**DATA FOR THE TASK:**

════════════════

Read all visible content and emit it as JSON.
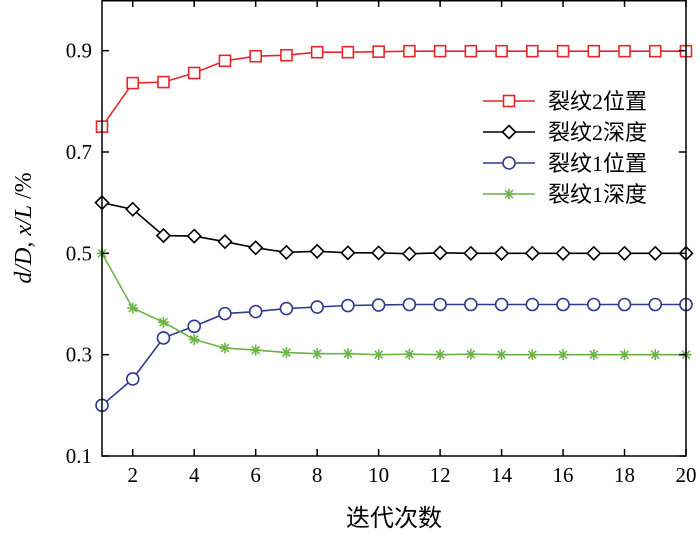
{
  "chart_data": {
    "type": "line",
    "xlabel": "迭代次数",
    "ylabel_parts": [
      "d/D",
      ", ",
      "x/L",
      " /%"
    ],
    "xlim": [
      1,
      20
    ],
    "ylim": [
      0.1,
      1.0
    ],
    "xticks": [
      2,
      4,
      6,
      8,
      10,
      12,
      14,
      16,
      18,
      20
    ],
    "yticks": [
      0.1,
      0.3,
      0.5,
      0.7,
      0.9
    ],
    "xtick_labels": [
      "2",
      "4",
      "6",
      "8",
      "10",
      "12",
      "14",
      "16",
      "18",
      "20"
    ],
    "ytick_labels": [
      "0.1",
      "0.3",
      "0.5",
      "0.7",
      "0.9"
    ],
    "x": [
      1,
      2,
      3,
      4,
      5,
      6,
      7,
      8,
      9,
      10,
      11,
      12,
      13,
      14,
      15,
      16,
      17,
      18,
      19,
      20
    ],
    "legend_position": "right-middle",
    "series": [
      {
        "name": "裂纹2位置",
        "color": "#e8262a",
        "marker": "square",
        "values": [
          0.75,
          0.836,
          0.838,
          0.856,
          0.88,
          0.889,
          0.891,
          0.897,
          0.897,
          0.898,
          0.899,
          0.899,
          0.899,
          0.899,
          0.899,
          0.899,
          0.899,
          0.899,
          0.899,
          0.899
        ]
      },
      {
        "name": "裂纹2深度",
        "color": "#000000",
        "marker": "diamond",
        "values": [
          0.6,
          0.587,
          0.535,
          0.534,
          0.523,
          0.511,
          0.502,
          0.504,
          0.501,
          0.501,
          0.499,
          0.501,
          0.5,
          0.5,
          0.5,
          0.5,
          0.5,
          0.5,
          0.5,
          0.5
        ]
      },
      {
        "name": "裂纹1位置",
        "color": "#2e3a8e",
        "marker": "circle",
        "values": [
          0.2,
          0.252,
          0.333,
          0.356,
          0.381,
          0.385,
          0.391,
          0.394,
          0.397,
          0.398,
          0.399,
          0.399,
          0.399,
          0.399,
          0.399,
          0.399,
          0.399,
          0.399,
          0.399,
          0.399
        ]
      },
      {
        "name": "裂纹1深度",
        "color": "#6ab446",
        "marker": "star",
        "values": [
          0.5,
          0.392,
          0.364,
          0.33,
          0.313,
          0.309,
          0.304,
          0.302,
          0.302,
          0.3,
          0.301,
          0.3,
          0.301,
          0.3,
          0.3,
          0.3,
          0.3,
          0.3,
          0.3,
          0.3
        ]
      }
    ]
  }
}
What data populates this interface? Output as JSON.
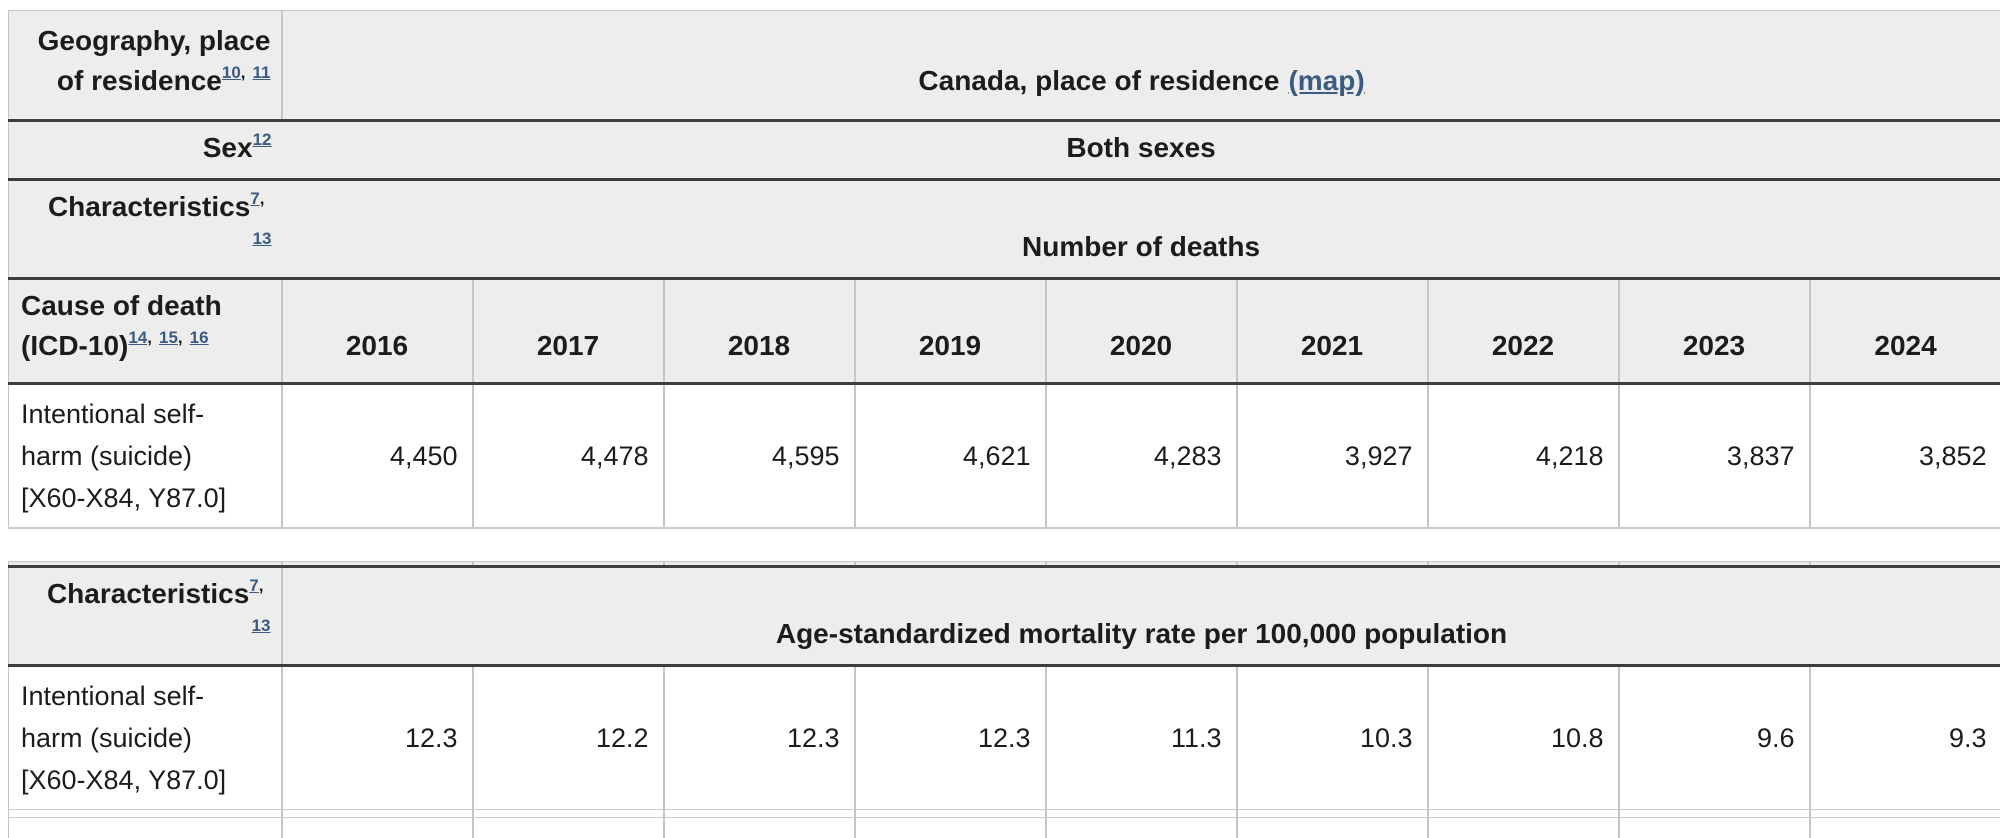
{
  "colors": {
    "link": "#3a5c82",
    "header_bg": "#ededed",
    "dark_border": "#3e3e3e",
    "light_border": "#c6c6c6",
    "text": "#1c1c1c"
  },
  "sep": ",",
  "table1": {
    "meta_rows": [
      {
        "stub_label": "Geography, place of residence",
        "stub_sups": [
          "10",
          "11"
        ],
        "value": "Canada, place of residence",
        "value_link": "(map)"
      },
      {
        "stub_label": "Sex",
        "stub_sups": [
          "12"
        ],
        "value": "Both sexes"
      },
      {
        "stub_label": "Characteristics",
        "stub_sups": [
          "7",
          "13"
        ],
        "value": "Number of deaths"
      }
    ],
    "column_header": {
      "stub_line1": "Cause of death",
      "stub_line2": "(ICD-10)",
      "stub_sups": [
        "14",
        "15",
        "16"
      ],
      "years": [
        "2016",
        "2017",
        "2018",
        "2019",
        "2020",
        "2021",
        "2022",
        "2023",
        "2024"
      ]
    },
    "data_rows": [
      {
        "label_lines": [
          "Intentional self-",
          "harm (suicide)",
          "[X60-X84, Y87.0]"
        ],
        "values": [
          "4,450",
          "4,478",
          "4,595",
          "4,621",
          "4,283",
          "3,927",
          "4,218",
          "3,837",
          "3,852"
        ]
      }
    ]
  },
  "table2": {
    "meta_rows": [
      {
        "stub_label": "Characteristics",
        "stub_sups": [
          "7",
          "13"
        ],
        "value": "Age-standardized mortality rate per 100,000 population"
      }
    ],
    "data_rows": [
      {
        "label_lines": [
          "Intentional self-",
          "harm (suicide)",
          "[X60-X84, Y87.0]"
        ],
        "values": [
          "12.3",
          "12.2",
          "12.3",
          "12.3",
          "11.3",
          "10.3",
          "10.8",
          "9.6",
          "9.3"
        ]
      }
    ]
  }
}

════════════════

**AIM:**
Restate each entry word for word, please, but drop any images it holds.

**RESPONSE:**
Read all visible content and emit it as JSON.
{
  "chart_data": {
    "type": "line",
    "xlabel": "迭代次数",
    "ylabel_parts": [
      "d/D",
      ", ",
      "x/L",
      " /%"
    ],
    "xlim": [
      1,
      20
    ],
    "ylim": [
      0.1,
      1.0
    ],
    "xticks": [
      2,
      4,
      6,
      8,
      10,
      12,
      14,
      16,
      18,
      20
    ],
    "yticks": [
      0.1,
      0.3,
      0.5,
      0.7,
      0.9
    ],
    "xtick_labels": [
      "2",
      "4",
      "6",
      "8",
      "10",
      "12",
      "14",
      "16",
      "18",
      "20"
    ],
    "ytick_labels": [
      "0.1",
      "0.3",
      "0.5",
      "0.7",
      "0.9"
    ],
    "x": [
      1,
      2,
      3,
      4,
      5,
      6,
      7,
      8,
      9,
      10,
      11,
      12,
      13,
      14,
      15,
      16,
      17,
      18,
      19,
      20
    ],
    "legend_position": "right-middle",
    "series": [
      {
        "name": "裂纹2位置",
        "color": "#e8262a",
        "marker": "square",
        "values": [
          0.75,
          0.836,
          0.838,
          0.856,
          0.88,
          0.889,
          0.891,
          0.897,
          0.897,
          0.898,
          0.899,
          0.899,
          0.899,
          0.899,
          0.899,
          0.899,
          0.899,
          0.899,
          0.899,
          0.899
        ]
      },
      {
        "name": "裂纹2深度",
        "color": "#000000",
        "marker": "diamond",
        "values": [
          0.6,
          0.587,
          0.535,
          0.534,
          0.523,
          0.511,
          0.502,
          0.504,
          0.501,
          0.501,
          0.499,
          0.501,
          0.5,
          0.5,
          0.5,
          0.5,
          0.5,
          0.5,
          0.5,
          0.5
        ]
      },
      {
        "name": "裂纹1位置",
        "color": "#2e3a8e",
        "marker": "circle",
        "values": [
          0.2,
          0.252,
          0.333,
          0.356,
          0.381,
          0.385,
          0.391,
          0.394,
          0.397,
          0.398,
          0.399,
          0.399,
          0.399,
          0.399,
          0.399,
          0.399,
          0.399,
          0.399,
          0.399,
          0.399
        ]
      },
      {
        "name": "裂纹1深度",
        "color": "#6ab446",
        "marker": "star",
        "values": [
          0.5,
          0.392,
          0.364,
          0.33,
          0.313,
          0.309,
          0.304,
          0.302,
          0.302,
          0.3,
          0.301,
          0.3,
          0.301,
          0.3,
          0.3,
          0.3,
          0.3,
          0.3,
          0.3,
          0.3
        ]
      }
    ]
  }
}
What data populates this interface? Output as JSON.
{
  "colors": {
    "link": "#3a5c82",
    "header_bg": "#ededed",
    "dark_border": "#3e3e3e",
    "light_border": "#c6c6c6",
    "text": "#1c1c1c"
  },
  "sep": ",",
  "table1": {
    "meta_rows": [
      {
        "stub_label": "Geography, place of residence",
        "stub_sups": [
          "10",
          "11"
        ],
        "value": "Canada, place of residence",
        "value_link": "(map)"
      },
      {
        "stub_label": "Sex",
        "stub_sups": [
          "12"
        ],
        "value": "Both sexes"
      },
      {
        "stub_label": "Characteristics",
        "stub_sups": [
          "7",
          "13"
        ],
        "value": "Number of deaths"
      }
    ],
    "column_header": {
      "stub_line1": "Cause of death",
      "stub_line2": "(ICD-10)",
      "stub_sups": [
        "14",
        "15",
        "16"
      ],
      "years": [
        "2016",
        "2017",
        "2018",
        "2019",
        "2020",
        "2021",
        "2022",
        "2023",
        "2024"
      ]
    },
    "data_rows": [
      {
        "label_lines": [
          "Intentional self-",
          "harm (suicide)",
          "[X60-X84, Y87.0]"
        ],
        "values": [
          "4,450",
          "4,478",
          "4,595",
          "4,621",
          "4,283",
          "3,927",
          "4,218",
          "3,837",
          "3,852"
        ]
      }
    ]
  },
  "table2": {
    "meta_rows": [
      {
        "stub_label": "Characteristics",
        "stub_sups": [
          "7",
          "13"
        ],
        "value": "Age-standardized mortality rate per 100,000 population"
      }
    ],
    "data_rows": [
      {
        "label_lines": [
          "Intentional self-",
          "harm (suicide)",
          "[X60-X84, Y87.0]"
        ],
        "values": [
          "12.3",
          "12.2",
          "12.3",
          "12.3",
          "11.3",
          "10.3",
          "10.8",
          "9.6",
          "9.3"
        ]
      }
    ]
  }
}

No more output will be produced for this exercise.